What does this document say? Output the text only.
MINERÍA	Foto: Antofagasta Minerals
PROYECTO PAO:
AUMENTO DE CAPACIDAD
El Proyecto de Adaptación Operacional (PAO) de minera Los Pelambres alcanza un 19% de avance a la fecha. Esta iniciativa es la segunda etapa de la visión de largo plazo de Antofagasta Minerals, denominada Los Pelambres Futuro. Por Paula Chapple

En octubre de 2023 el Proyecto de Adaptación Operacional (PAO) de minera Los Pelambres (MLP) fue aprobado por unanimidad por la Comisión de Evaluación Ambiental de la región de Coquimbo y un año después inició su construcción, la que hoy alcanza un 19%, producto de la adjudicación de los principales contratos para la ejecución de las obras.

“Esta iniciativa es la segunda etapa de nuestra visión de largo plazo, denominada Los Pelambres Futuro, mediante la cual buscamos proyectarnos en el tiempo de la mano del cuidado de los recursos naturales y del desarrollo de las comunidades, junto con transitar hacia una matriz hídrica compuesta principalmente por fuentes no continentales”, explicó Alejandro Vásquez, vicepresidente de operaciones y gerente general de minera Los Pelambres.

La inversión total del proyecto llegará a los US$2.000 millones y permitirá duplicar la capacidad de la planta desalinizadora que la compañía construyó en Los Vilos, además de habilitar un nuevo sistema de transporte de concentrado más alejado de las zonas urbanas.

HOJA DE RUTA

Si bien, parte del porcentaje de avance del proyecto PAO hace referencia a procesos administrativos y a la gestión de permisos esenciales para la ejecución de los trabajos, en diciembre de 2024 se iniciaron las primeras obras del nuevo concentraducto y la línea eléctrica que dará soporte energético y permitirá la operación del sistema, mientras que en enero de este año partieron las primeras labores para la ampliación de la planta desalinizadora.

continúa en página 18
┄┄┄┄┄┄
* [PROBLEM REQUIREMENTS] In the entries above, locate every line with the word "Minerals" and copy it.

* [RESULT OF THIS TASK]
MINERÍA	Foto: Antofagasta Minerals
El Proyecto de Adaptación Operacional (PAO) de minera Los Pelambres alcanza un 19% de avance a la fecha. Esta iniciativa es la segunda etapa de la visión de largo plazo de Antofagasta Minerals, denominada Los Pelambres Futuro. Por Paula Chapple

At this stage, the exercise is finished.